▶ [What is asked] Write out, please, the line containing "Convert this document image to plain text." together with all lines after it, up to and including the last one, with no other output.

▶ [Stored records]

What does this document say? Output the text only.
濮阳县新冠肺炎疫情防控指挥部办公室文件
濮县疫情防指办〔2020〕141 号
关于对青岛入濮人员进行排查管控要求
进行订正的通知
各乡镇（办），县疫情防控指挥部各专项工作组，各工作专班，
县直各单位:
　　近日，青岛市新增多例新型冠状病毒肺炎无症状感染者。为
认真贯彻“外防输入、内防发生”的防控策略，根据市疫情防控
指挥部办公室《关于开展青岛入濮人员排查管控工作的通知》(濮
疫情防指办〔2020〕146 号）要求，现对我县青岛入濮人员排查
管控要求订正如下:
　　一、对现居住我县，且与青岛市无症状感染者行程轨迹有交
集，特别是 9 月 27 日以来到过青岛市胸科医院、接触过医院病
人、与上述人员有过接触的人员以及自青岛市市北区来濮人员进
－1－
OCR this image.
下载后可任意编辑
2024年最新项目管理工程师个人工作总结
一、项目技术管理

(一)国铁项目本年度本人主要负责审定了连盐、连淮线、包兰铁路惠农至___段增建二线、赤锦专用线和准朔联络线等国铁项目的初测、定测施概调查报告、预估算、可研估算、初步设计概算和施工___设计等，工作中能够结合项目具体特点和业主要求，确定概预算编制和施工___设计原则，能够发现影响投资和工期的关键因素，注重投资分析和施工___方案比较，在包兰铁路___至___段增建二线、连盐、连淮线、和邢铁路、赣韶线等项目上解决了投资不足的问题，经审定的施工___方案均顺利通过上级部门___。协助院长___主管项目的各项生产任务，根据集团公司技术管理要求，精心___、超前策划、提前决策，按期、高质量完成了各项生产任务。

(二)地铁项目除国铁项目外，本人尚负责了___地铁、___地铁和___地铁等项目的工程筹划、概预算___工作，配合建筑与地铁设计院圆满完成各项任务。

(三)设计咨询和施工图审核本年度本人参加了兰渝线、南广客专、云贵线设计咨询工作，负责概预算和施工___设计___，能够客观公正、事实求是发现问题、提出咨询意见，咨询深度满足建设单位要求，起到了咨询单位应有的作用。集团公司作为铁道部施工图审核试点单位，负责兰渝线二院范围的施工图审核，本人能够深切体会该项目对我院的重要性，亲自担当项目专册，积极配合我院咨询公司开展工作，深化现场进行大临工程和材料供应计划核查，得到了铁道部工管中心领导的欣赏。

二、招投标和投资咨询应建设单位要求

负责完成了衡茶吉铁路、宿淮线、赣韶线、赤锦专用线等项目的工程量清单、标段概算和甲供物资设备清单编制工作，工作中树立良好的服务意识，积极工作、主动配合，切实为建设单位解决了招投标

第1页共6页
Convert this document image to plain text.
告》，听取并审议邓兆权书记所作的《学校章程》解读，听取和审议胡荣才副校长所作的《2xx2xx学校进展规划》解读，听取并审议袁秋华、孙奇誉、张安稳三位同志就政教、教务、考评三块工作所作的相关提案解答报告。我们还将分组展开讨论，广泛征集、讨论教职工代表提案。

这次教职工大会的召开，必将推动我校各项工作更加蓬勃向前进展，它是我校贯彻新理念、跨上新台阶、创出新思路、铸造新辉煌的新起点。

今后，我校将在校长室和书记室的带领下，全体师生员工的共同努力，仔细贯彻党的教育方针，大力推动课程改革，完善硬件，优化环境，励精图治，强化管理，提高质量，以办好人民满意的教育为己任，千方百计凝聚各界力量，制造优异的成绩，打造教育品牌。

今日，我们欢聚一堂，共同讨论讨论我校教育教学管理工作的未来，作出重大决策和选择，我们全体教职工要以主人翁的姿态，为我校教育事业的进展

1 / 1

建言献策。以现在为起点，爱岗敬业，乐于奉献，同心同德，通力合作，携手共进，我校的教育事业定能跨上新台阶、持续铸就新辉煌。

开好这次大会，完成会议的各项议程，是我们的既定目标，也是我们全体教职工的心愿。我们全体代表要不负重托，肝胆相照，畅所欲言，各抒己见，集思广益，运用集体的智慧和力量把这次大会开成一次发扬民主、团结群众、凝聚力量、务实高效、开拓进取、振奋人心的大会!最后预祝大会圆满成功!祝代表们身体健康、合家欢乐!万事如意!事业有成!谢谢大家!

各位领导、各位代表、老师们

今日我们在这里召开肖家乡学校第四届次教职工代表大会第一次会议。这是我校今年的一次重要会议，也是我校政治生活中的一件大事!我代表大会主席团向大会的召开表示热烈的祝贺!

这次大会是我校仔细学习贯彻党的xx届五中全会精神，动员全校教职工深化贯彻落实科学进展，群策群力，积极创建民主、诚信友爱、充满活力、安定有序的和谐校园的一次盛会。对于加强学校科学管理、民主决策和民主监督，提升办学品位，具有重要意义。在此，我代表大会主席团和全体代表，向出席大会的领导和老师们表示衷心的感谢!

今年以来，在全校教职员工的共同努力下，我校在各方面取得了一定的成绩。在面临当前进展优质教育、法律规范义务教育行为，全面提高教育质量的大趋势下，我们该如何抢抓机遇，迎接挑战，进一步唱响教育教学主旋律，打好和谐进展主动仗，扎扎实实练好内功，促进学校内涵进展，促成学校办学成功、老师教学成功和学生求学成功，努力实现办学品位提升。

▶ [Task output]
Convert this document image to plain text.
告》，听取并审议邓兆权书记所作的《学校章程》解读，听取和审议胡荣才副校长所作的《2xx2xx学校进展规划》解读，听取并审议袁秋华、孙奇誉、张安稳三位同志就政教、教务、考评三块工作所作的相关提案解答报告。我们还将分组展开讨论，广泛征集、讨论教职工代表提案。

这次教职工大会的召开，必将推动我校各项工作更加蓬勃向前进展，它是我校贯彻新理念、跨上新台阶、创出新思路、铸造新辉煌的新起点。

今后，我校将在校长室和书记室的带领下，全体师生员工的共同努力，仔细贯彻党的教育方针，大力推动课程改革，完善硬件，优化环境，励精图治，强化管理，提高质量，以办好人民满意的教育为己任，千方百计凝聚各界力量，制造优异的成绩，打造教育品牌。

今日，我们欢聚一堂，共同讨论讨论我校教育教学管理工作的未来，作出重大决策和选择，我们全体教职工要以主人翁的姿态，为我校教育事业的进展

1 / 1

建言献策。以现在为起点，爱岗敬业，乐于奉献，同心同德，通力合作，携手共进，我校的教育事业定能跨上新台阶、持续铸就新辉煌。

开好这次大会，完成会议的各项议程，是我们的既定目标，也是我们全体教职工的心愿。我们全体代表要不负重托，肝胆相照，畅所欲言，各抒己见，集思广益，运用集体的智慧和力量把这次大会开成一次发扬民主、团结群众、凝聚力量、务实高效、开拓进取、振奋人心的大会!最后预祝大会圆满成功!祝代表们身体健康、合家欢乐!万事如意!事业有成!谢谢大家!

各位领导、各位代表、老师们

今日我们在这里召开肖家乡学校第四届次教职工代表大会第一次会议。这是我校今年的一次重要会议，也是我校政治生活中的一件大事!我代表大会主席团向大会的召开表示热烈的祝贺!

这次大会是我校仔细学习贯彻党的xx届五中全会精神，动员全校教职工深化贯彻落实科学进展，群策群力，积极创建民主、诚信友爱、充满活力、安定有序的和谐校园的一次盛会。对于加强学校科学管理、民主决策和民主监督，提升办学品位，具有重要意义。在此，我代表大会主席团和全体代表，向出席大会的领导和老师们表示衷心的感谢!

今年以来，在全校教职员工的共同努力下，我校在各方面取得了一定的成绩。在面临当前进展优质教育、法律规范义务教育行为，全面提高教育质量的大趋势下，我们该如何抢抓机遇，迎接挑战，进一步唱响教育教学主旋律，打好和谐进展主动仗，扎扎实实练好内功，促进学校内涵进展，促成学校办学成功、老师教学成功和学生求学成功，努力实现办学品位提升。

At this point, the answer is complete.